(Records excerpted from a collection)
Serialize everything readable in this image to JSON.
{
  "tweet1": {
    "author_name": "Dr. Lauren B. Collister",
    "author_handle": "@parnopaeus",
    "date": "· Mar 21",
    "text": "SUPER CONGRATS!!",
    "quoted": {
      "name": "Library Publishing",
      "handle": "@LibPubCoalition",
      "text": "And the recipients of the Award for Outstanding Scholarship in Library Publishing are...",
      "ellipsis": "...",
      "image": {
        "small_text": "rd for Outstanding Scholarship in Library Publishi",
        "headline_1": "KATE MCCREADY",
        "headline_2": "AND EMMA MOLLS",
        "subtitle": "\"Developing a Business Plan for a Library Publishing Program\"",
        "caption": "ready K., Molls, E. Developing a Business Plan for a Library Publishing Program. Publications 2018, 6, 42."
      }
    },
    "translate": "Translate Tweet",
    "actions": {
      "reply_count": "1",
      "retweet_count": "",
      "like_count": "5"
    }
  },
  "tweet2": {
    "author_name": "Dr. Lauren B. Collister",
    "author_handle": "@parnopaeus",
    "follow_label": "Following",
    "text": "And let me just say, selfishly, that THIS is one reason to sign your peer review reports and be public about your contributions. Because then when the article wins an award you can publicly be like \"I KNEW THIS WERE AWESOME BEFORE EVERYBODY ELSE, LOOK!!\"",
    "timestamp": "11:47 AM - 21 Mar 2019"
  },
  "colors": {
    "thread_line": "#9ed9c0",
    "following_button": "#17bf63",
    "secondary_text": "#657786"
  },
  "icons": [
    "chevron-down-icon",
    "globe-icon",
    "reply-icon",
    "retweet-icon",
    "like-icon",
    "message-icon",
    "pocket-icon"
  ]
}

WHAT YOU WILL DO:
Show all lines in the entries above where the word "Outstanding" appears.

REPLY:
      "text": "And the recipients of the Award for Outstanding Scholarship in Library Publishing are...",
        "small_text": "rd for Outstanding Scholarship in Library Publishi",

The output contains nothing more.